• _SHORT EXERCISE_
Wherever the word "this" shows up in a line, please copy that line.

• _DATASET RECORDS_
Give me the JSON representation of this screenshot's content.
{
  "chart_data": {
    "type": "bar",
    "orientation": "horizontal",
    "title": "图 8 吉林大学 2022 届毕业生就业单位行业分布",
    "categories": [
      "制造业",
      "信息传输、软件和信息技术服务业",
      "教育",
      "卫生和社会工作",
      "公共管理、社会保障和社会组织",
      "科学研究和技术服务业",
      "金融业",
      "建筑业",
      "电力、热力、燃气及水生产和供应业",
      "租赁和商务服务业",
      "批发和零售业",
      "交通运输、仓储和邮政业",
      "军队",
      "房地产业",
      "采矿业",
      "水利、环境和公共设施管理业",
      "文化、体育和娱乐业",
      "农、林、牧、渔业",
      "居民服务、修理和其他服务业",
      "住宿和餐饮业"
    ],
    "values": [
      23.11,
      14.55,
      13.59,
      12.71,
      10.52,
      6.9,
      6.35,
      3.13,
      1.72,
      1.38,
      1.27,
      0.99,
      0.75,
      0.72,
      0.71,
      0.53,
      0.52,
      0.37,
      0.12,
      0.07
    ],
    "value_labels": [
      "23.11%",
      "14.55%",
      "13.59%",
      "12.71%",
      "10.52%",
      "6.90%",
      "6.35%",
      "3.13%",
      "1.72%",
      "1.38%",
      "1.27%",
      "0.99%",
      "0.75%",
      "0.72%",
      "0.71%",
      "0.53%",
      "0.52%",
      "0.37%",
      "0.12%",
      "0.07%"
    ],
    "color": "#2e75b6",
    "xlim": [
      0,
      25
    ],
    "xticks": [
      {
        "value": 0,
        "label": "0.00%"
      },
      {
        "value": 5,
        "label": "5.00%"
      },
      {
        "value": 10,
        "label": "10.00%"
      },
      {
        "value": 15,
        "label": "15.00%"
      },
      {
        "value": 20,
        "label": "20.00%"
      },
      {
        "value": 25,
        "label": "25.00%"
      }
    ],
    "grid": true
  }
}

* * *

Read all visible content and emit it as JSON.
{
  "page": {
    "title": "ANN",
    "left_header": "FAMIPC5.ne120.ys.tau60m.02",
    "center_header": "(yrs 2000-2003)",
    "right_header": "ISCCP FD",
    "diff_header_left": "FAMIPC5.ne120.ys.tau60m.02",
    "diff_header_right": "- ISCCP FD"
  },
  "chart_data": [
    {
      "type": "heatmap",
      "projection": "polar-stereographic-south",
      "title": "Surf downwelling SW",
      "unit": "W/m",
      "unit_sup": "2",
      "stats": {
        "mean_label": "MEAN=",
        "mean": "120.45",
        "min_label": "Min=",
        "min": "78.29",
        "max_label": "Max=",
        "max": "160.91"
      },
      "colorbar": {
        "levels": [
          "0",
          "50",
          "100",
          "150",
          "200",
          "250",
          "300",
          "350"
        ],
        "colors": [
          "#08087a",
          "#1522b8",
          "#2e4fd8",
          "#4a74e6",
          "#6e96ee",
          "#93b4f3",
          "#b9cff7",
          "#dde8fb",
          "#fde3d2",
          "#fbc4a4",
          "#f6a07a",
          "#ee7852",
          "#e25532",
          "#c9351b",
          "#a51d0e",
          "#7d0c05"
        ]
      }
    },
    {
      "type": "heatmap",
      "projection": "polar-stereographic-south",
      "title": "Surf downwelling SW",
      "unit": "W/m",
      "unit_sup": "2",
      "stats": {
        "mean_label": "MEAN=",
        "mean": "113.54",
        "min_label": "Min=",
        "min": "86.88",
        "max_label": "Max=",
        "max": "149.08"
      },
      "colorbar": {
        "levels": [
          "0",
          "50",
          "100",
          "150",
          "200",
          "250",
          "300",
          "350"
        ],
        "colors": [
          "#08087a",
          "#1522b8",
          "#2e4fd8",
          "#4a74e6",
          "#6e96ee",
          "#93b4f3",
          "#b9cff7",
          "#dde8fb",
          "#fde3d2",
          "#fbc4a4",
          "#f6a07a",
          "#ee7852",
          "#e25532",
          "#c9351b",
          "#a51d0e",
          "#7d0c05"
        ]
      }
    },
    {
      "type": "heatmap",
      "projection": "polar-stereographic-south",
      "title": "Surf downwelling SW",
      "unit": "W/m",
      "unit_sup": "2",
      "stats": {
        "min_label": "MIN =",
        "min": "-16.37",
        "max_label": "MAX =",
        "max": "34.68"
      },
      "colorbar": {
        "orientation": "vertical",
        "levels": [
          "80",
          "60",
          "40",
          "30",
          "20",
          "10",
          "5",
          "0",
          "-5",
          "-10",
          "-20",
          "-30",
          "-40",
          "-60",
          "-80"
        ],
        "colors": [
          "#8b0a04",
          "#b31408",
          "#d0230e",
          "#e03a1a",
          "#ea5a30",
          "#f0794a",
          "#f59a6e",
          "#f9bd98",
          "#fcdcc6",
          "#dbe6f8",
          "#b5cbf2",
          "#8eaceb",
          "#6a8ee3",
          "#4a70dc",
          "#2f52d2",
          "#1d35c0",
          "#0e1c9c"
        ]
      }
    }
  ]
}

---

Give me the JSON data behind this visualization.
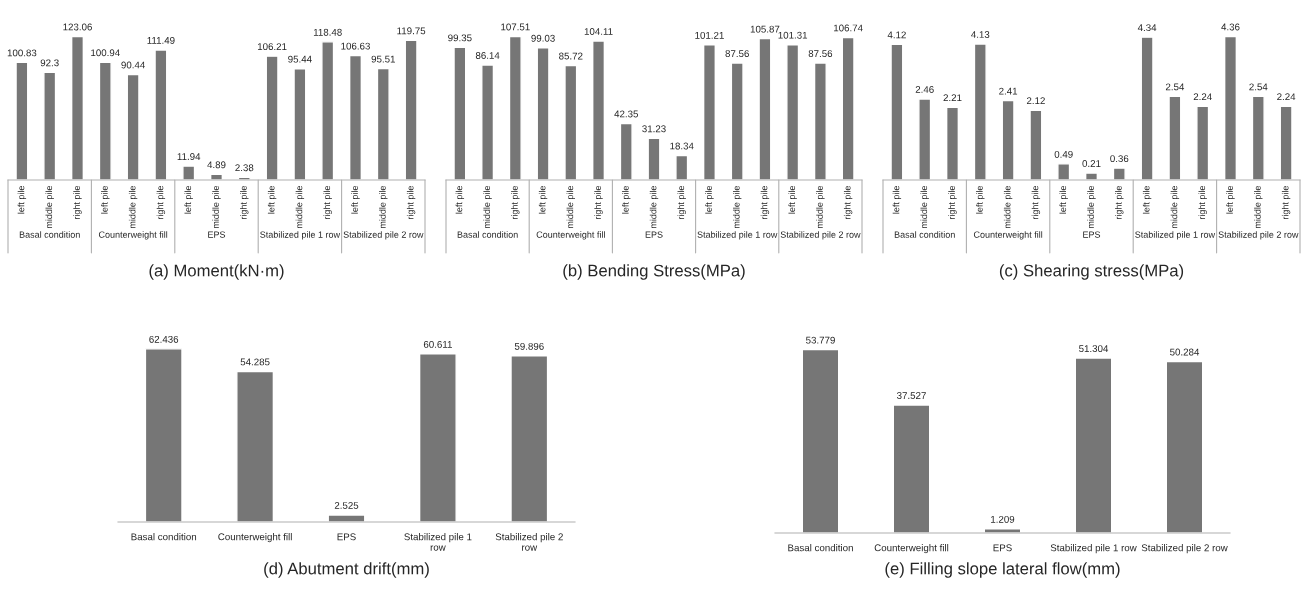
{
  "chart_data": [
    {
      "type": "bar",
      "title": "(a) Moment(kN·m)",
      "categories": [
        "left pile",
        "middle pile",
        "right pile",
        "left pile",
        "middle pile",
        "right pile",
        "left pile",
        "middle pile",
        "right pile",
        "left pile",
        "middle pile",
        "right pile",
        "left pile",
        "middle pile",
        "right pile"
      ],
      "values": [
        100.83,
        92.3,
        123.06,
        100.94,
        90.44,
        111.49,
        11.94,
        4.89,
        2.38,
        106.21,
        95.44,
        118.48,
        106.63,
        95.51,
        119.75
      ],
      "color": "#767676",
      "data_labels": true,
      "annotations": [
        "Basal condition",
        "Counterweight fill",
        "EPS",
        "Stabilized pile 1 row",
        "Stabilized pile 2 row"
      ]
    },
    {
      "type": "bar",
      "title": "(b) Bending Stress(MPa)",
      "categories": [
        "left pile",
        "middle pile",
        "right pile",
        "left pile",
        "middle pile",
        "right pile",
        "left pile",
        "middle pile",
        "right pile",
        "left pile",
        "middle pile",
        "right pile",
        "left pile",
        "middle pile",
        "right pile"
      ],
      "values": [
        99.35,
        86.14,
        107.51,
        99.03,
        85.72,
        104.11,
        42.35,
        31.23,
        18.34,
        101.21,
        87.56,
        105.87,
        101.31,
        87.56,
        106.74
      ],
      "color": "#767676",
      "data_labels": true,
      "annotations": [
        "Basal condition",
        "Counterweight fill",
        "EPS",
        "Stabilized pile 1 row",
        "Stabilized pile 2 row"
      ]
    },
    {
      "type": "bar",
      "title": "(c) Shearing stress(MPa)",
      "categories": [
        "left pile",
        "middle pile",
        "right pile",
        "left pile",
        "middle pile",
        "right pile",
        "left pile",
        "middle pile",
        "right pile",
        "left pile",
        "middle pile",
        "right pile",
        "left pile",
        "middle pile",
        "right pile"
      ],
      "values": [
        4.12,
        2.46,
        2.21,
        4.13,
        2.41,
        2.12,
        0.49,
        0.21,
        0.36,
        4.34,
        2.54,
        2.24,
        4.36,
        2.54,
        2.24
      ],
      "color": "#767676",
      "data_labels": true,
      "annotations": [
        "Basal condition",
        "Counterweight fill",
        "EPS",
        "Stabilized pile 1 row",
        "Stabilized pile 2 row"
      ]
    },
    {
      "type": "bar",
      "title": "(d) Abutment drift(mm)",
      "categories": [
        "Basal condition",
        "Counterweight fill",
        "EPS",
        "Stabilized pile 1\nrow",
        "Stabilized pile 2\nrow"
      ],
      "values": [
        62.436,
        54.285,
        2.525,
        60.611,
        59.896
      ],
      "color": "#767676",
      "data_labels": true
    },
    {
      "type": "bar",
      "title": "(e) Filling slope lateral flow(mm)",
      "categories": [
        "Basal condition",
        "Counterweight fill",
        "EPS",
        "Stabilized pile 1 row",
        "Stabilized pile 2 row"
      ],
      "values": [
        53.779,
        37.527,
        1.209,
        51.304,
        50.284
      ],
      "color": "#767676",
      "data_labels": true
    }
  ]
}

• _TASK RESULT_
Give me the JSON representation of this screenshot's content.
Give me the JSON data behind this visualization.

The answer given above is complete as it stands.